[Begin SUPPLIED DATA]

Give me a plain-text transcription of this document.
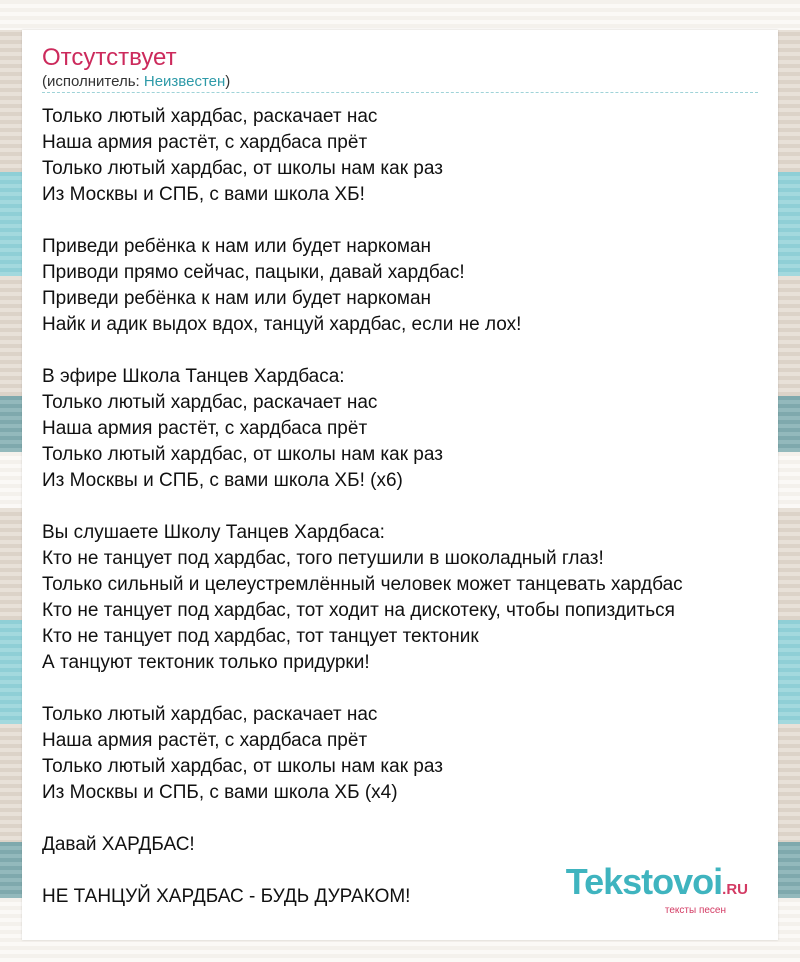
Отсутствует
(исполнитель: Неизвестен)
Только лютый хардбас, раскачает нас
Наша армия растёт, с хардбаса прёт
Только лютый хардбас, от школы нам как раз
Из Москвы и СПБ, с вами школа ХБ!
Приведи ребёнка к нам или будет наркоман
Приводи прямо сейчас, пацыки, давай хардбас!
Приведи ребёнка к нам или будет наркоман
Найк и адик выдох вдох, танцуй хардбас, если не лох!
В эфире Школа Танцев Хардбаса:
Только лютый хардбас, раскачает нас
Наша армия растёт, с хардбаса прёт
Только лютый хардбас, от школы нам как раз
Из Москвы и СПБ, с вами школа ХБ! (x6)
Вы слушаете Школу Танцев Хардбаса:
Кто не танцует под хардбас, того петушили в шоколадный глаз!
Только сильный и целеустремлённый человек может танцевать хардбас
Кто не танцует под хардбас, тот ходит на дискотеку, чтобы попиздиться
Кто не танцует под хардбас, тот танцует тектоник
А танцуют тектоник только придурки!
Только лютый хардбас, раскачает нас
Наша армия растёт, с хардбаса прёт
Только лютый хардбас, от школы нам как раз
Из Москвы и СПБ, с вами школа ХБ (x4)
Давай ХАРДБАС!
НЕ ТАНЦУЙ ХАРДБАС - БУДЬ ДУРАКОМ!	Tekstovoi.RU
тексты песен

[End SUPPLIED DATA]

## TASK TO CARRY OUT
Make an exact copy of the records above, with the pictures left out.

## EXERCISE OUTPUT
Give me a plain-text transcription of this document.
Отсутствует
(исполнитель: Неизвестен)
Только лютый хардбас, раскачает нас
Наша армия растёт, с хардбаса прёт
Только лютый хардбас, от школы нам как раз
Из Москвы и СПБ, с вами школа ХБ!
Приведи ребёнка к нам или будет наркоман
Приводи прямо сейчас, пацыки, давай хардбас!
Приведи ребёнка к нам или будет наркоман
Найк и адик выдох вдох, танцуй хардбас, если не лох!
В эфире Школа Танцев Хардбаса:
Только лютый хардбас, раскачает нас
Наша армия растёт, с хардбаса прёт
Только лютый хардбас, от школы нам как раз
Из Москвы и СПБ, с вами школа ХБ! (x6)
Вы слушаете Школу Танцев Хардбаса:
Кто не танцует под хардбас, того петушили в шоколадный глаз!
Только сильный и целеустремлённый человек может танцевать хардбас
Кто не танцует под хардбас, тот ходит на дискотеку, чтобы попиздиться
Кто не танцует под хардбас, тот танцует тектоник
А танцуют тектоник только придурки!
Только лютый хардбас, раскачает нас
Наша армия растёт, с хардбаса прёт
Только лютый хардбас, от школы нам как раз
Из Москвы и СПБ, с вами школа ХБ (x4)
Давай ХАРДБАС!
НЕ ТАНЦУЙ ХАРДБАС - БУДЬ ДУРАКОМ!	Tekstovoi.RU
тексты песен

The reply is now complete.